SHORT EXERCISE: Transcribe the listing that follows in full, omitting pictures.

SUPPLIED RECORDS:
+--
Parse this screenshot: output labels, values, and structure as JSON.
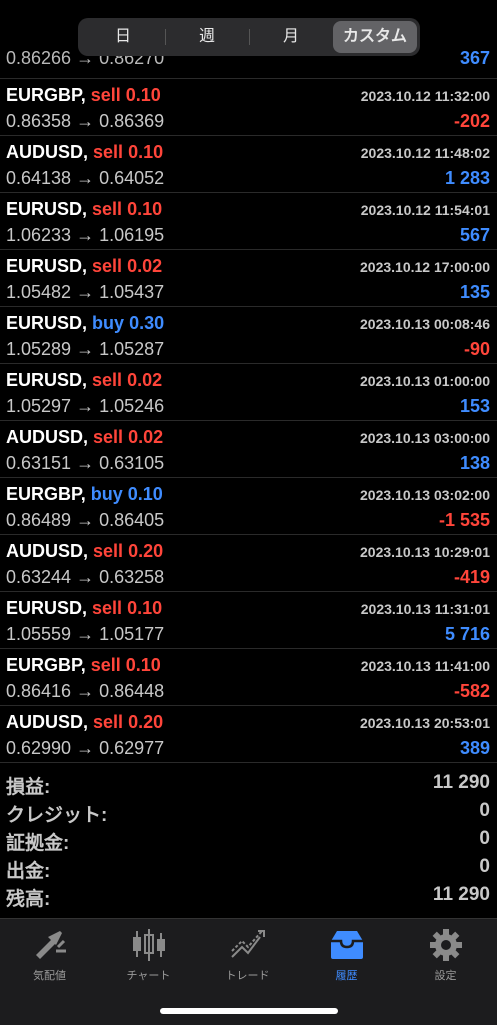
{
  "segments": [
    {
      "label": "日",
      "active": false
    },
    {
      "label": "週",
      "active": false
    },
    {
      "label": "月",
      "active": false
    },
    {
      "label": "カスタム",
      "active": true
    }
  ],
  "partial_row": {
    "price": "0.86266 → 0.86270",
    "profit": "367"
  },
  "trades": [
    {
      "symbol": "EURGBP,",
      "type": "sell",
      "volume": "0.10",
      "time": "2023.10.12 11:32:00",
      "open": "0.86358",
      "close": "0.86369",
      "profit": "-202"
    },
    {
      "symbol": "AUDUSD,",
      "type": "sell",
      "volume": "0.10",
      "time": "2023.10.12 11:48:02",
      "open": "0.64138",
      "close": "0.64052",
      "profit": "1 283"
    },
    {
      "symbol": "EURUSD,",
      "type": "sell",
      "volume": "0.10",
      "time": "2023.10.12 11:54:01",
      "open": "1.06233",
      "close": "1.06195",
      "profit": "567"
    },
    {
      "symbol": "EURUSD,",
      "type": "sell",
      "volume": "0.02",
      "time": "2023.10.12 17:00:00",
      "open": "1.05482",
      "close": "1.05437",
      "profit": "135"
    },
    {
      "symbol": "EURUSD,",
      "type": "buy",
      "volume": "0.30",
      "time": "2023.10.13 00:08:46",
      "open": "1.05289",
      "close": "1.05287",
      "profit": "-90"
    },
    {
      "symbol": "EURUSD,",
      "type": "sell",
      "volume": "0.02",
      "time": "2023.10.13 01:00:00",
      "open": "1.05297",
      "close": "1.05246",
      "profit": "153"
    },
    {
      "symbol": "AUDUSD,",
      "type": "sell",
      "volume": "0.02",
      "time": "2023.10.13 03:00:00",
      "open": "0.63151",
      "close": "0.63105",
      "profit": "138"
    },
    {
      "symbol": "EURGBP,",
      "type": "buy",
      "volume": "0.10",
      "time": "2023.10.13 03:02:00",
      "open": "0.86489",
      "close": "0.86405",
      "profit": "-1 535"
    },
    {
      "symbol": "AUDUSD,",
      "type": "sell",
      "volume": "0.20",
      "time": "2023.10.13 10:29:01",
      "open": "0.63244",
      "close": "0.63258",
      "profit": "-419"
    },
    {
      "symbol": "EURUSD,",
      "type": "sell",
      "volume": "0.10",
      "time": "2023.10.13 11:31:01",
      "open": "1.05559",
      "close": "1.05177",
      "profit": "5 716"
    },
    {
      "symbol": "EURGBP,",
      "type": "sell",
      "volume": "0.10",
      "time": "2023.10.13 11:41:00",
      "open": "0.86416",
      "close": "0.86448",
      "profit": "-582"
    },
    {
      "symbol": "AUDUSD,",
      "type": "sell",
      "volume": "0.20",
      "time": "2023.10.13 20:53:01",
      "open": "0.62990",
      "close": "0.62977",
      "profit": "389"
    }
  ],
  "summary": [
    {
      "label": "損益:",
      "value": "11 290"
    },
    {
      "label": "クレジット:",
      "value": "0"
    },
    {
      "label": "証拠金:",
      "value": "0"
    },
    {
      "label": "出金:",
      "value": "0"
    },
    {
      "label": "残高:",
      "value": "11 290"
    }
  ],
  "tabs": [
    {
      "label": "気配値",
      "icon": "quotes-icon",
      "active": false
    },
    {
      "label": "チャート",
      "icon": "chart-icon",
      "active": false
    },
    {
      "label": "トレード",
      "icon": "trade-icon",
      "active": false
    },
    {
      "label": "履歴",
      "icon": "history-icon",
      "active": true
    },
    {
      "label": "設定",
      "icon": "settings-icon",
      "active": false
    }
  ],
  "colors": {
    "sell": "#ff453a",
    "buy": "#3f8cff",
    "negative": "#ff453a",
    "positive": "#3f8cff",
    "active_tab": "#3f8cff"
  }
}
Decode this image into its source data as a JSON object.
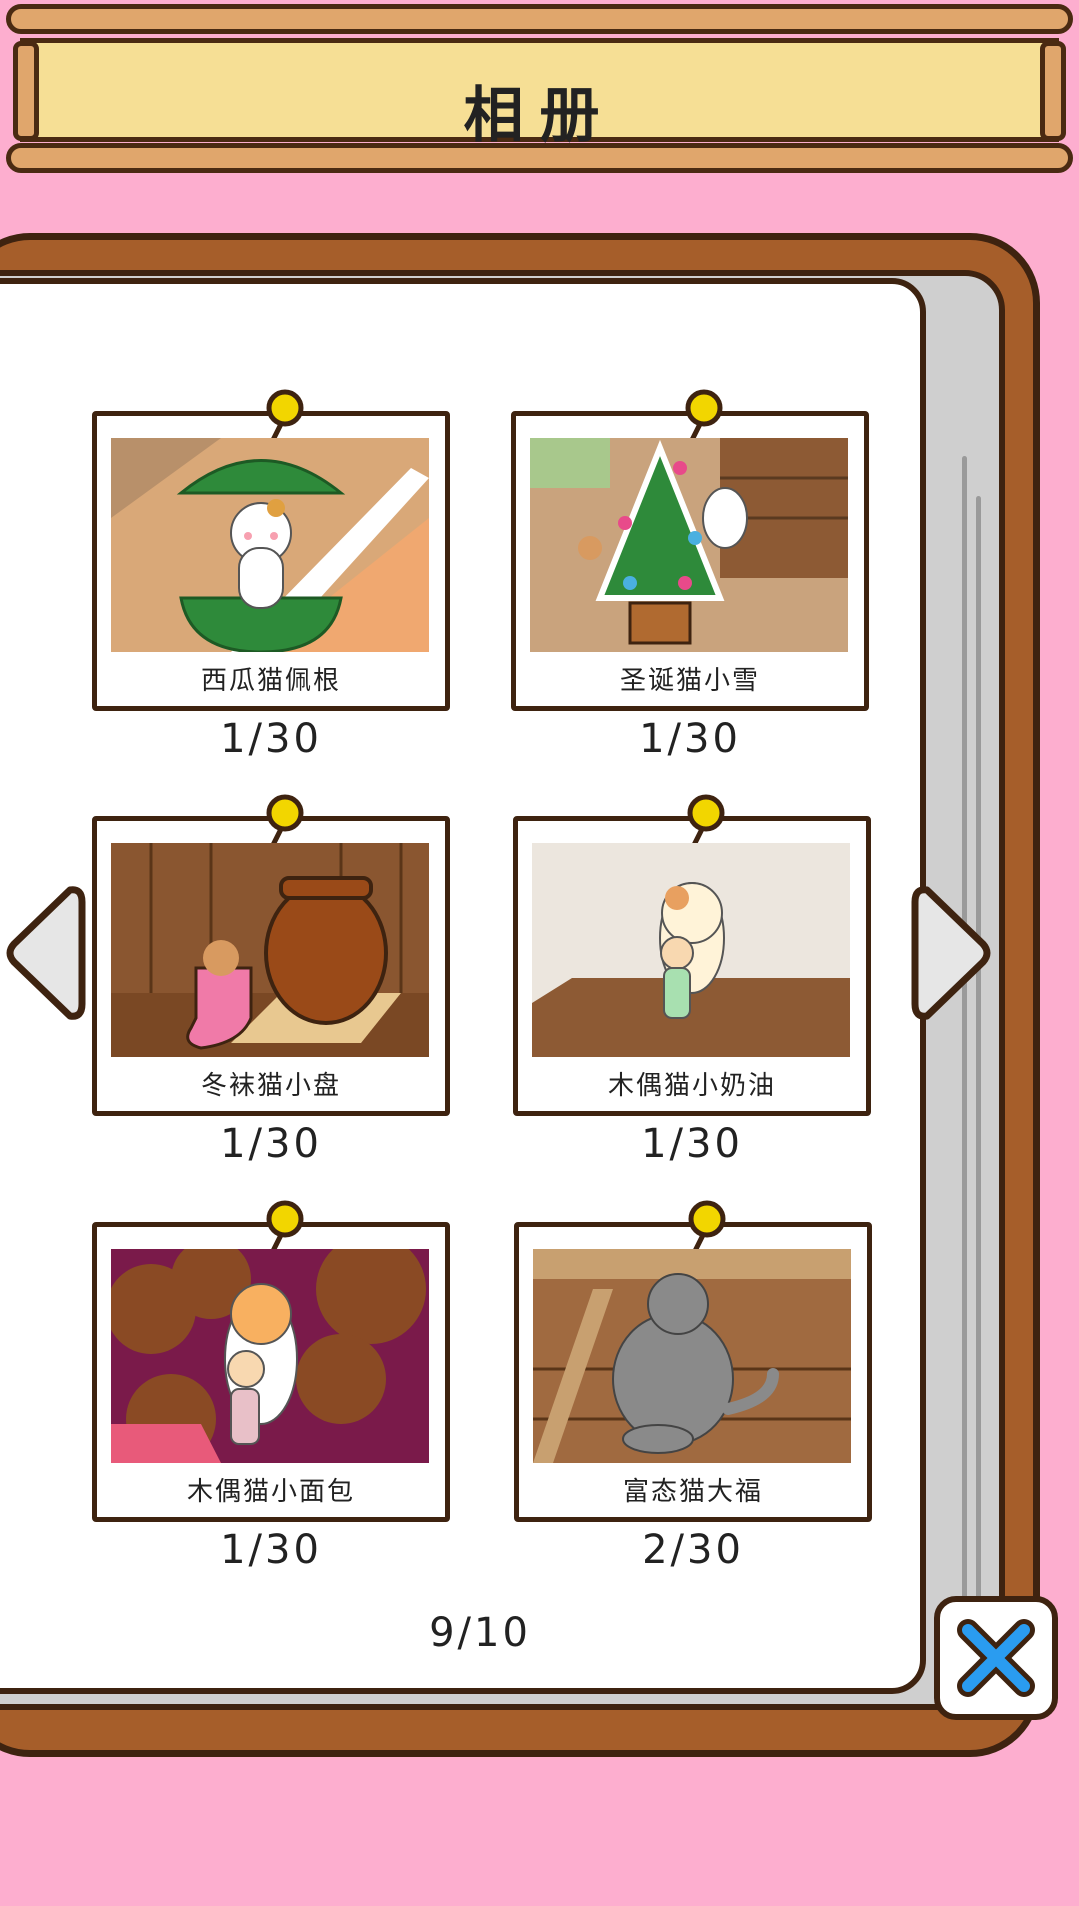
{
  "header": {
    "title": "相册"
  },
  "album": {
    "cards": [
      {
        "name": "西瓜猫佩根",
        "count": "1/30",
        "scene": "watermelon"
      },
      {
        "name": "圣诞猫小雪",
        "count": "1/30",
        "scene": "christmas"
      },
      {
        "name": "冬袜猫小盘",
        "count": "1/30",
        "scene": "sock"
      },
      {
        "name": "木偶猫小奶油",
        "count": "1/30",
        "scene": "puppet-cream"
      },
      {
        "name": "木偶猫小面包",
        "count": "1/30",
        "scene": "puppet-bread"
      },
      {
        "name": "富态猫大福",
        "count": "2/30",
        "scene": "chubby"
      }
    ],
    "page_indicator": "9/10"
  },
  "controls": {
    "prev_icon": "left-triangle-icon",
    "next_icon": "right-triangle-icon",
    "close_icon": "close-x-icon"
  },
  "colors": {
    "background": "#fdaecf",
    "banner": "#f6df95",
    "wood": "#a65e2a",
    "outline": "#3e2310",
    "pin": "#f2d600",
    "close_x": "#2a9cf0"
  }
}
+--
WRITTEN SOLUTION:
Parse this screenshot: output labels, values, and structure as JSON.
{
  "segments": [
    {
      "label": "日",
      "active": false
    },
    {
      "label": "週",
      "active": false
    },
    {
      "label": "月",
      "active": false
    },
    {
      "label": "カスタム",
      "active": true
    }
  ],
  "partial_row": {
    "price": "0.86266 → 0.86270",
    "profit": "367"
  },
  "trades": [
    {
      "symbol": "EURGBP,",
      "type": "sell",
      "volume": "0.10",
      "time": "2023.10.12 11:32:00",
      "open": "0.86358",
      "close": "0.86369",
      "profit": "-202"
    },
    {
      "symbol": "AUDUSD,",
      "type": "sell",
      "volume": "0.10",
      "time": "2023.10.12 11:48:02",
      "open": "0.64138",
      "close": "0.64052",
      "profit": "1 283"
    },
    {
      "symbol": "EURUSD,",
      "type": "sell",
      "volume": "0.10",
      "time": "2023.10.12 11:54:01",
      "open": "1.06233",
      "close": "1.06195",
      "profit": "567"
    },
    {
      "symbol": "EURUSD,",
      "type": "sell",
      "volume": "0.02",
      "time": "2023.10.12 17:00:00",
      "open": "1.05482",
      "close": "1.05437",
      "profit": "135"
    },
    {
      "symbol": "EURUSD,",
      "type": "buy",
      "volume": "0.30",
      "time": "2023.10.13 00:08:46",
      "open": "1.05289",
      "close": "1.05287",
      "profit": "-90"
    },
    {
      "symbol": "EURUSD,",
      "type": "sell",
      "volume": "0.02",
      "time": "2023.10.13 01:00:00",
      "open": "1.05297",
      "close": "1.05246",
      "profit": "153"
    },
    {
      "symbol": "AUDUSD,",
      "type": "sell",
      "volume": "0.02",
      "time": "2023.10.13 03:00:00",
      "open": "0.63151",
      "close": "0.63105",
      "profit": "138"
    },
    {
      "symbol": "EURGBP,",
      "type": "buy",
      "volume": "0.10",
      "time": "2023.10.13 03:02:00",
      "open": "0.86489",
      "close": "0.86405",
      "profit": "-1 535"
    },
    {
      "symbol": "AUDUSD,",
      "type": "sell",
      "volume": "0.20",
      "time": "2023.10.13 10:29:01",
      "open": "0.63244",
      "close": "0.63258",
      "profit": "-419"
    },
    {
      "symbol": "EURUSD,",
      "type": "sell",
      "volume": "0.10",
      "time": "2023.10.13 11:31:01",
      "open": "1.05559",
      "close": "1.05177",
      "profit": "5 716"
    },
    {
      "symbol": "EURGBP,",
      "type": "sell",
      "volume": "0.10",
      "time": "2023.10.13 11:41:00",
      "open": "0.86416",
      "close": "0.86448",
      "profit": "-582"
    },
    {
      "symbol": "AUDUSD,",
      "type": "sell",
      "volume": "0.20",
      "time": "2023.10.13 20:53:01",
      "open": "0.62990",
      "close": "0.62977",
      "profit": "389"
    }
  ],
  "summary": [
    {
      "label": "損益:",
      "value": "11 290"
    },
    {
      "label": "クレジット:",
      "value": "0"
    },
    {
      "label": "証拠金:",
      "value": "0"
    },
    {
      "label": "出金:",
      "value": "0"
    },
    {
      "label": "残高:",
      "value": "11 290"
    }
  ],
  "tabs": [
    {
      "label": "気配値",
      "icon": "quotes-icon",
      "active": false
    },
    {
      "label": "チャート",
      "icon": "chart-icon",
      "active": false
    },
    {
      "label": "トレード",
      "icon": "trade-icon",
      "active": false
    },
    {
      "label": "履歴",
      "icon": "history-icon",
      "active": true
    },
    {
      "label": "設定",
      "icon": "settings-icon",
      "active": false
    }
  ],
  "colors": {
    "sell": "#ff453a",
    "buy": "#3f8cff",
    "negative": "#ff453a",
    "positive": "#3f8cff",
    "active_tab": "#3f8cff"
  }
}
Decode this image into its source data as a JSON object.
{
  "header": {
    "title": "相册"
  },
  "album": {
    "cards": [
      {
        "name": "西瓜猫佩根",
        "count": "1/30",
        "scene": "watermelon"
      },
      {
        "name": "圣诞猫小雪",
        "count": "1/30",
        "scene": "christmas"
      },
      {
        "name": "冬袜猫小盘",
        "count": "1/30",
        "scene": "sock"
      },
      {
        "name": "木偶猫小奶油",
        "count": "1/30",
        "scene": "puppet-cream"
      },
      {
        "name": "木偶猫小面包",
        "count": "1/30",
        "scene": "puppet-bread"
      },
      {
        "name": "富态猫大福",
        "count": "2/30",
        "scene": "chubby"
      }
    ],
    "page_indicator": "9/10"
  },
  "controls": {
    "prev_icon": "left-triangle-icon",
    "next_icon": "right-triangle-icon",
    "close_icon": "close-x-icon"
  },
  "colors": {
    "background": "#fdaecf",
    "banner": "#f6df95",
    "wood": "#a65e2a",
    "outline": "#3e2310",
    "pin": "#f2d600",
    "close_x": "#2a9cf0"
  }
}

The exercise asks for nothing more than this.